• Instruction:
Reproduce all of the listing below without alteration.

• Material to process:
________
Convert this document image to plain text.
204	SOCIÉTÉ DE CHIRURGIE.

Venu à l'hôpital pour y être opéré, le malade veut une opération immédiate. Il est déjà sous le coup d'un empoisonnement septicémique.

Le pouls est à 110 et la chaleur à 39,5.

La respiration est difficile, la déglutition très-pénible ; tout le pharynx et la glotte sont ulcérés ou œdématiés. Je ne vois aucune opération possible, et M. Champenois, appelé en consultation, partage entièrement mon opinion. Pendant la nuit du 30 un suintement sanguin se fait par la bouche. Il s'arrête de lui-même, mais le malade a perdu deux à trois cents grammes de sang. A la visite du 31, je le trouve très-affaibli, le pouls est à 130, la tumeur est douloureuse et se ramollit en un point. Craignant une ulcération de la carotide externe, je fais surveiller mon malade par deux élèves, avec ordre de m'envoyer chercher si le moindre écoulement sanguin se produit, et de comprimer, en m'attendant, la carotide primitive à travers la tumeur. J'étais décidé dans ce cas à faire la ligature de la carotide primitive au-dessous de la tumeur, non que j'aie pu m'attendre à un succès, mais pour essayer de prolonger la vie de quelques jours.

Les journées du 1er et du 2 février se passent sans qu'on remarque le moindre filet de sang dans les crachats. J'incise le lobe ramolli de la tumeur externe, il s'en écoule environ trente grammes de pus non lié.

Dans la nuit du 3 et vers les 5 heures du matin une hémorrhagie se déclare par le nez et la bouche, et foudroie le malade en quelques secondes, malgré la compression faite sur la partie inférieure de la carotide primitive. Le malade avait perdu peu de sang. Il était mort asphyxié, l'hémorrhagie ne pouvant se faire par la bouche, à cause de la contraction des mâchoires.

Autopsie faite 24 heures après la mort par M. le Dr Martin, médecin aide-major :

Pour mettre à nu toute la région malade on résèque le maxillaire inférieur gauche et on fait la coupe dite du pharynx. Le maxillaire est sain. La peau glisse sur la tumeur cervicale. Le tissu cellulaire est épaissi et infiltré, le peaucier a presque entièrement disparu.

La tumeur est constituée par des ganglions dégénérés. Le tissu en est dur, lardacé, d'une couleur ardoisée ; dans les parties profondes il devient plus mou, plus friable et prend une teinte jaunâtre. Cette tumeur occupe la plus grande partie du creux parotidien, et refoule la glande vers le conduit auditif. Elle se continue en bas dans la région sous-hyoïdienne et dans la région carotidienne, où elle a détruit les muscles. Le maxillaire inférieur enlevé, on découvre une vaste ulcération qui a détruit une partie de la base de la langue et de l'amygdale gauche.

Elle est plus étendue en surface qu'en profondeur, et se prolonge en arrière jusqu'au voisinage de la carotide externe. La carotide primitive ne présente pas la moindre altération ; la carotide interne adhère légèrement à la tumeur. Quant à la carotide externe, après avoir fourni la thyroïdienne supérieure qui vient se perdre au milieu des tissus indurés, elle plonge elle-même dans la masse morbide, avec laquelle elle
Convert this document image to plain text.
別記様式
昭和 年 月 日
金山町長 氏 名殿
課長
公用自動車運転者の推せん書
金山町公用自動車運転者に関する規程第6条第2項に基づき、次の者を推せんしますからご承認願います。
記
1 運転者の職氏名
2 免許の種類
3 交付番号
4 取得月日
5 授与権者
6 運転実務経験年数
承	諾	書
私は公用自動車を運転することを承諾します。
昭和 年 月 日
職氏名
________
• Solution to this exercise:
Convert this document image to plain text.
204	SOCIÉTÉ DE CHIRURGIE.

Venu à l'hôpital pour y être opéré, le malade veut une opération immédiate. Il est déjà sous le coup d'un empoisonnement septicémique.

Le pouls est à 110 et la chaleur à 39,5.

La respiration est difficile, la déglutition très-pénible ; tout le pharynx et la glotte sont ulcérés ou œdématiés. Je ne vois aucune opération possible, et M. Champenois, appelé en consultation, partage entièrement mon opinion. Pendant la nuit du 30 un suintement sanguin se fait par la bouche. Il s'arrête de lui-même, mais le malade a perdu deux à trois cents grammes de sang. A la visite du 31, je le trouve très-affaibli, le pouls est à 130, la tumeur est douloureuse et se ramollit en un point. Craignant une ulcération de la carotide externe, je fais surveiller mon malade par deux élèves, avec ordre de m'envoyer chercher si le moindre écoulement sanguin se produit, et de comprimer, en m'attendant, la carotide primitive à travers la tumeur. J'étais décidé dans ce cas à faire la ligature de la carotide primitive au-dessous de la tumeur, non que j'aie pu m'attendre à un succès, mais pour essayer de prolonger la vie de quelques jours.

Les journées du 1er et du 2 février se passent sans qu'on remarque le moindre filet de sang dans les crachats. J'incise le lobe ramolli de la tumeur externe, il s'en écoule environ trente grammes de pus non lié.

Dans la nuit du 3 et vers les 5 heures du matin une hémorrhagie se déclare par le nez et la bouche, et foudroie le malade en quelques secondes, malgré la compression faite sur la partie inférieure de la carotide primitive. Le malade avait perdu peu de sang. Il était mort asphyxié, l'hémorrhagie ne pouvant se faire par la bouche, à cause de la contraction des mâchoires.

Autopsie faite 24 heures après la mort par M. le Dr Martin, médecin aide-major :

Pour mettre à nu toute la région malade on résèque le maxillaire inférieur gauche et on fait la coupe dite du pharynx. Le maxillaire est sain. La peau glisse sur la tumeur cervicale. Le tissu cellulaire est épaissi et infiltré, le peaucier a presque entièrement disparu.

La tumeur est constituée par des ganglions dégénérés. Le tissu en est dur, lardacé, d'une couleur ardoisée ; dans les parties profondes il devient plus mou, plus friable et prend une teinte jaunâtre. Cette tumeur occupe la plus grande partie du creux parotidien, et refoule la glande vers le conduit auditif. Elle se continue en bas dans la région sous-hyoïdienne et dans la région carotidienne, où elle a détruit les muscles. Le maxillaire inférieur enlevé, on découvre une vaste ulcération qui a détruit une partie de la base de la langue et de l'amygdale gauche.

Elle est plus étendue en surface qu'en profondeur, et se prolonge en arrière jusqu'au voisinage de la carotide externe. La carotide primitive ne présente pas la moindre altération ; la carotide interne adhère légèrement à la tumeur. Quant à la carotide externe, après avoir fourni la thyroïdienne supérieure qui vient se perdre au milieu des tissus indurés, elle plonge elle-même dans la masse morbide, avec laquelle elle
Convert this document image to plain text.
別記様式
昭和 年 月 日
金山町長 氏 名殿
課長
公用自動車運転者の推せん書
金山町公用自動車運転者に関する規程第6条第2項に基づき、次の者を推せんしますからご承認願います。
記
1 運転者の職氏名
2 免許の種類
3 交付番号
4 取得月日
5 授与権者
6 運転実務経験年数
承	諾	書
私は公用自動車を運転することを承諾します。
昭和 年 月 日
職氏名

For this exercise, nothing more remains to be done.